* [Collected data entries]
·····
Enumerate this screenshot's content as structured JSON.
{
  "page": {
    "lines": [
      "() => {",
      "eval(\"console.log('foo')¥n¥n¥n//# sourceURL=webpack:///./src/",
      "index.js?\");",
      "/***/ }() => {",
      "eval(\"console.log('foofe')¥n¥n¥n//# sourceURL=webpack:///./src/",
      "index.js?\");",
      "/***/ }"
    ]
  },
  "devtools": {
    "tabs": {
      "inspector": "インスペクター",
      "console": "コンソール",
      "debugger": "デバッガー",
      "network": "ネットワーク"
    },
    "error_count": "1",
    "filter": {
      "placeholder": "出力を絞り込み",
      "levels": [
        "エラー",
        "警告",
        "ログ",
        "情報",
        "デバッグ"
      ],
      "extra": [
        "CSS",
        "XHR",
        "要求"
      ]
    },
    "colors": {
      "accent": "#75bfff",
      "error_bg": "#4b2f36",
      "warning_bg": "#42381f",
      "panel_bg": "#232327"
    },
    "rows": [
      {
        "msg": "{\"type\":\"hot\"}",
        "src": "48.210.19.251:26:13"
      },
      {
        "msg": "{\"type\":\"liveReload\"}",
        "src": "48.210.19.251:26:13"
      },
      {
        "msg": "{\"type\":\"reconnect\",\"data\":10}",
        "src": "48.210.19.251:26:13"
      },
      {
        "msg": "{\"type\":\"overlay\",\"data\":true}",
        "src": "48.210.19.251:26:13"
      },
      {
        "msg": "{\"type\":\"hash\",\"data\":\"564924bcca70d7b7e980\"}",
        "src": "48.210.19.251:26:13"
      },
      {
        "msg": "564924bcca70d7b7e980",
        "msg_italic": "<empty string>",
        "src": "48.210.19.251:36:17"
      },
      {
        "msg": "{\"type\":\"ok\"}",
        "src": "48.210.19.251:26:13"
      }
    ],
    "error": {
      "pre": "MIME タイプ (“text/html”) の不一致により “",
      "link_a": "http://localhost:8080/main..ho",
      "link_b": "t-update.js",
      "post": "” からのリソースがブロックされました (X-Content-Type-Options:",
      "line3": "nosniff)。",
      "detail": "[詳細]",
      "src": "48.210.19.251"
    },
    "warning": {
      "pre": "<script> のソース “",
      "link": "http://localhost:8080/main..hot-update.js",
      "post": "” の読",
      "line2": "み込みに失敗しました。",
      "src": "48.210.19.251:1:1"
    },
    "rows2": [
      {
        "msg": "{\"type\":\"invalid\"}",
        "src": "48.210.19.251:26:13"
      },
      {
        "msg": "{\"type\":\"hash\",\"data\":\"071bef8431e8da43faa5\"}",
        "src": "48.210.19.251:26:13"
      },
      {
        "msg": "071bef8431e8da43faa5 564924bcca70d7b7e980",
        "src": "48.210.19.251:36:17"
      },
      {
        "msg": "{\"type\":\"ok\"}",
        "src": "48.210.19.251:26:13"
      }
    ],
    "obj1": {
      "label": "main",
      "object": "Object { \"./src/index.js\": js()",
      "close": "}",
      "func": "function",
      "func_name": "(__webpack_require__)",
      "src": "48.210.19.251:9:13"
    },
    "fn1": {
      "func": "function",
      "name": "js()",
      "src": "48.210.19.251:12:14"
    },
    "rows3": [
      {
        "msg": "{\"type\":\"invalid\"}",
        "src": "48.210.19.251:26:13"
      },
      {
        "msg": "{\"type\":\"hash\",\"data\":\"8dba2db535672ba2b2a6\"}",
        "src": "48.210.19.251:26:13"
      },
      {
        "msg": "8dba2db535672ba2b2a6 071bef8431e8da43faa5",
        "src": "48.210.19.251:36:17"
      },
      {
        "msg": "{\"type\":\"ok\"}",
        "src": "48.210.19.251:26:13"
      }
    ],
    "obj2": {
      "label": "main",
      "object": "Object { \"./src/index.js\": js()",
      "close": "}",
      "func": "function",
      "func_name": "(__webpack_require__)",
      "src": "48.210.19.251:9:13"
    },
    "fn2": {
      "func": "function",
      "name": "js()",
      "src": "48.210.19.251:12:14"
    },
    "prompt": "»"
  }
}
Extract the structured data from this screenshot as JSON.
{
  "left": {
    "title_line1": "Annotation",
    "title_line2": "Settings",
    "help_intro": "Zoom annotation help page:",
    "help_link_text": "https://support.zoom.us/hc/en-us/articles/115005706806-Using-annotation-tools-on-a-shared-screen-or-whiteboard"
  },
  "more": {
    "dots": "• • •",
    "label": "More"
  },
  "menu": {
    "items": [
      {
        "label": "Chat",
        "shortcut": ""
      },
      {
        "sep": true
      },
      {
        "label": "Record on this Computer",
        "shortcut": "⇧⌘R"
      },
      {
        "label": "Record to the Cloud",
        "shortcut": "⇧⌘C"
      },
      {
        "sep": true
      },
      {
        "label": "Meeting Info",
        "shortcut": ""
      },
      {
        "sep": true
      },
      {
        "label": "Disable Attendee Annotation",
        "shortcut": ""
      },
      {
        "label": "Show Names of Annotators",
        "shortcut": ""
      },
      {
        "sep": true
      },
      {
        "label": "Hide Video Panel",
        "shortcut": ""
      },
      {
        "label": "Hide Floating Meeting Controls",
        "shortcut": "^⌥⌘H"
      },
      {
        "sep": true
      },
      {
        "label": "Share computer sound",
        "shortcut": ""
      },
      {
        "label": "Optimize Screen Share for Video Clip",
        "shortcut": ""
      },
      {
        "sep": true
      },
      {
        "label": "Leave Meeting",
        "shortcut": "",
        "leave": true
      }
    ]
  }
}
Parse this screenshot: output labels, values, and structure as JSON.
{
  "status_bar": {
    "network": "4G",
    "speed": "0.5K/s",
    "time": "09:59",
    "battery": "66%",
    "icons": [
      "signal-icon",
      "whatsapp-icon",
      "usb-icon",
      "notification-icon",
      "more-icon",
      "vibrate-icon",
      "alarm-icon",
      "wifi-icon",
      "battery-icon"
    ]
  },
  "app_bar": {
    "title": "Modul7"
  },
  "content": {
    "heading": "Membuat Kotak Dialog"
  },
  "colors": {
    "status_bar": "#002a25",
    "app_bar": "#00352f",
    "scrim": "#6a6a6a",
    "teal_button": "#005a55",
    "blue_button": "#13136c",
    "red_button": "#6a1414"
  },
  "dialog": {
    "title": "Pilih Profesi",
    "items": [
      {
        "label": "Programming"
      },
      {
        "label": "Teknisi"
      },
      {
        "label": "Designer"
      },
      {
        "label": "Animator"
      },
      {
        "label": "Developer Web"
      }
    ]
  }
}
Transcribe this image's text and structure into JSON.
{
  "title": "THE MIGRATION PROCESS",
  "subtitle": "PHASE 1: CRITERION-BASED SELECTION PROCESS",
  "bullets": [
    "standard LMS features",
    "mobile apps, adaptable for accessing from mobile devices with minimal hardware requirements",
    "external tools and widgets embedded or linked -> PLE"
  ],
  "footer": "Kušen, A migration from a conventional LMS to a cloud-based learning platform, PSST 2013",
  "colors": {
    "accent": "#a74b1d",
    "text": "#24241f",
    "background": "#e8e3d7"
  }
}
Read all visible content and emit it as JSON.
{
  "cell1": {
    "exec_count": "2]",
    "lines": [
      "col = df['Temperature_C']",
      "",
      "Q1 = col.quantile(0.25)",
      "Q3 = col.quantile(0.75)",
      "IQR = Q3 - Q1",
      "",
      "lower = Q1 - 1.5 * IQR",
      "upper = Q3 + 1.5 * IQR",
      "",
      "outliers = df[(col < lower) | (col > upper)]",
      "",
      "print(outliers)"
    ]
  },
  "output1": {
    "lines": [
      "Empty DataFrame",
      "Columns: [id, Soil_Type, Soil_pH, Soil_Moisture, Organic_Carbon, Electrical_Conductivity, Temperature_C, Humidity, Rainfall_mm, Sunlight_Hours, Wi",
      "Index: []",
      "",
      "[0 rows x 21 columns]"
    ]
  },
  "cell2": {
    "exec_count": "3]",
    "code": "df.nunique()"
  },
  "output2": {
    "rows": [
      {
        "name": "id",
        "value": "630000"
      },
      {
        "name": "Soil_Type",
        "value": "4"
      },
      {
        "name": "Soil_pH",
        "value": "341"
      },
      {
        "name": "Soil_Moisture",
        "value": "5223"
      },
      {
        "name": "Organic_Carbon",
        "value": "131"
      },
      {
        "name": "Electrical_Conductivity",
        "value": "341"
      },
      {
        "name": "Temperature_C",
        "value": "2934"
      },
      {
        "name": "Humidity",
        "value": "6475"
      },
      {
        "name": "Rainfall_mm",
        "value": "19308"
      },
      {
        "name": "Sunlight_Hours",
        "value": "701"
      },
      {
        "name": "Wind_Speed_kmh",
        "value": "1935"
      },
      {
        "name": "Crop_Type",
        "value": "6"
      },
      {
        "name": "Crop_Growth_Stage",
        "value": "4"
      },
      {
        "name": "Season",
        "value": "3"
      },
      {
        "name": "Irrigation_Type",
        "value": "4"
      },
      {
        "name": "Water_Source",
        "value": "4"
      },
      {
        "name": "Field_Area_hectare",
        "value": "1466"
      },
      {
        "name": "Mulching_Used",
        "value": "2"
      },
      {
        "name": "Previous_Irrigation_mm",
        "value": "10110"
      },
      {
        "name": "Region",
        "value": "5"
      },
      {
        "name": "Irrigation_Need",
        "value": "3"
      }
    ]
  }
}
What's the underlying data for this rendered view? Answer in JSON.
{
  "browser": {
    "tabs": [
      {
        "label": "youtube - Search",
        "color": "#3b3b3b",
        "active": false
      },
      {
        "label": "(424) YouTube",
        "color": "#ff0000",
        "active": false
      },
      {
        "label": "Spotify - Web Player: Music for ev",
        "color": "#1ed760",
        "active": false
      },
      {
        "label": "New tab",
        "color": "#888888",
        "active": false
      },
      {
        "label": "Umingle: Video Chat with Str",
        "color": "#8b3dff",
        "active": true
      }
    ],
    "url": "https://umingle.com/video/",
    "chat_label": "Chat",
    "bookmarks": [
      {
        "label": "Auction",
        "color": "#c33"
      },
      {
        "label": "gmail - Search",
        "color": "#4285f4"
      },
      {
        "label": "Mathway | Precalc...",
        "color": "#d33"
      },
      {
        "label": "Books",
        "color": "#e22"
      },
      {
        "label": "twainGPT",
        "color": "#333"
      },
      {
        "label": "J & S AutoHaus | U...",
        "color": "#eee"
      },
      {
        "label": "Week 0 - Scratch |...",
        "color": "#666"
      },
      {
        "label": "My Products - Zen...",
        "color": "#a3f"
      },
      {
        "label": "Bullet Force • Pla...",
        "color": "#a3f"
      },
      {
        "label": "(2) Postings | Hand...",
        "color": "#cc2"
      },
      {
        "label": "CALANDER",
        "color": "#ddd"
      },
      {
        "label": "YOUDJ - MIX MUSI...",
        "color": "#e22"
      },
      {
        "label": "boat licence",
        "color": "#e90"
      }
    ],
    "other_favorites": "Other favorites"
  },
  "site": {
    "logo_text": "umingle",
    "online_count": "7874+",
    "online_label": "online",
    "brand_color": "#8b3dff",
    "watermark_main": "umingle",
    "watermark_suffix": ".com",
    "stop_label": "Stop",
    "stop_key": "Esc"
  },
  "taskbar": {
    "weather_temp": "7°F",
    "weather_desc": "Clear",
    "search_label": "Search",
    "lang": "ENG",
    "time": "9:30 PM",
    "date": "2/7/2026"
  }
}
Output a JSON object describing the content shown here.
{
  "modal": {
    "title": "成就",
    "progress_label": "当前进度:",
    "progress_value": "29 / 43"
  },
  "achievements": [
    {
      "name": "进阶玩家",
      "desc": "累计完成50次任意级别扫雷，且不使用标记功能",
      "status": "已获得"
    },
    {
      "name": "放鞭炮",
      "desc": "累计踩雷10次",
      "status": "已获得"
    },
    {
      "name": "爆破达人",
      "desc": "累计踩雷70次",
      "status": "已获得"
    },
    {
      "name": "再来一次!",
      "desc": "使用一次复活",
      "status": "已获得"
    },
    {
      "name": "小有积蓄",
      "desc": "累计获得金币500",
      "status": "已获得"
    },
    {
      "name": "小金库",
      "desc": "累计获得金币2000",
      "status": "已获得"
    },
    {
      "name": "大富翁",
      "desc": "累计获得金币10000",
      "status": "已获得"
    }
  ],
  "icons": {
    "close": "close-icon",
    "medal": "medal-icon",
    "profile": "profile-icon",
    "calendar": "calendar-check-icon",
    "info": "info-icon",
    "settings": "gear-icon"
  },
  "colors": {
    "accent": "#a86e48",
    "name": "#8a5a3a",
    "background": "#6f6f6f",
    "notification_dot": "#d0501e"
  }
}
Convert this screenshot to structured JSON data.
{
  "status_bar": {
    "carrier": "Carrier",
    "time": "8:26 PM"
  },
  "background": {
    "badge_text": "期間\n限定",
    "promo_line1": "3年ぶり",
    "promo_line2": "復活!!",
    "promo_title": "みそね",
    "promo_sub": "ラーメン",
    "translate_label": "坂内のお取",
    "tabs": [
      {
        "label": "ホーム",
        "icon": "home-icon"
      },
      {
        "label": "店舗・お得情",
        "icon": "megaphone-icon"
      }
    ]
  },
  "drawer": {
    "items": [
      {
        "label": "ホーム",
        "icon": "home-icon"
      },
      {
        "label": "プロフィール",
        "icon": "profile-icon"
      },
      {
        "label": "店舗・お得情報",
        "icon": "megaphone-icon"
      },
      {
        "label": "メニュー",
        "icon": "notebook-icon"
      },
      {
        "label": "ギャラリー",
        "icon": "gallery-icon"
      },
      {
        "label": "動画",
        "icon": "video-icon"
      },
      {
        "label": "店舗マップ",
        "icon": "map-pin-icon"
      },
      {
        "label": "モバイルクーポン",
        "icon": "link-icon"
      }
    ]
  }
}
·····
* [What is expected]
Which lines in the listing above hold the word "from"? Show each of them.

* [Complete output]
Extract the structured data from this screenshot as JSON.
    "mobile apps, adaptable for accessing from mobile devices with minimal hardware requirements",
  "footer": "Kušen, A migration from a conventional LMS to a cloud-based learning platform, PSST 2013",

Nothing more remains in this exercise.